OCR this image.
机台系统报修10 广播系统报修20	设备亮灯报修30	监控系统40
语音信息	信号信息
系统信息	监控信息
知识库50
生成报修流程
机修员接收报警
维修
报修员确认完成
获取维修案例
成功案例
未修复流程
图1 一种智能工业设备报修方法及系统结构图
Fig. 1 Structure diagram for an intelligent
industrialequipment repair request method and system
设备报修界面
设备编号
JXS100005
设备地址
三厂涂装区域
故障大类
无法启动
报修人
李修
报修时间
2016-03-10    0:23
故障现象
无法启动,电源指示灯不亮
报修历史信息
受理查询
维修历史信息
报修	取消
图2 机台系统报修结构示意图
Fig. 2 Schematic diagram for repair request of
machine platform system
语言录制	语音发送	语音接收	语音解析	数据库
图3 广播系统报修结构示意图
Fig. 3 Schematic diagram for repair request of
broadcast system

> _WORK TO COMPLETE_: Copy the material above verbatim.

> _OUTPUT BELOW_:
OCR this image.
机台系统报修10 广播系统报修20	设备亮灯报修30	监控系统40
语音信息	信号信息
系统信息	监控信息
知识库50
生成报修流程
机修员接收报警
维修
报修员确认完成
获取维修案例
成功案例
未修复流程
图1 一种智能工业设备报修方法及系统结构图
Fig. 1 Structure diagram for an intelligent
industrialequipment repair request method and system
设备报修界面
设备编号
JXS100005
设备地址
三厂涂装区域
故障大类
无法启动
报修人
李修
报修时间
2016-03-10    0:23
故障现象
无法启动,电源指示灯不亮
报修历史信息
受理查询
维修历史信息
报修	取消
图2 机台系统报修结构示意图
Fig. 2 Schematic diagram for repair request of
machine platform system
语言录制	语音发送	语音接收	语音解析	数据库
图3 广播系统报修结构示意图
Fig. 3 Schematic diagram for repair request of
broadcast system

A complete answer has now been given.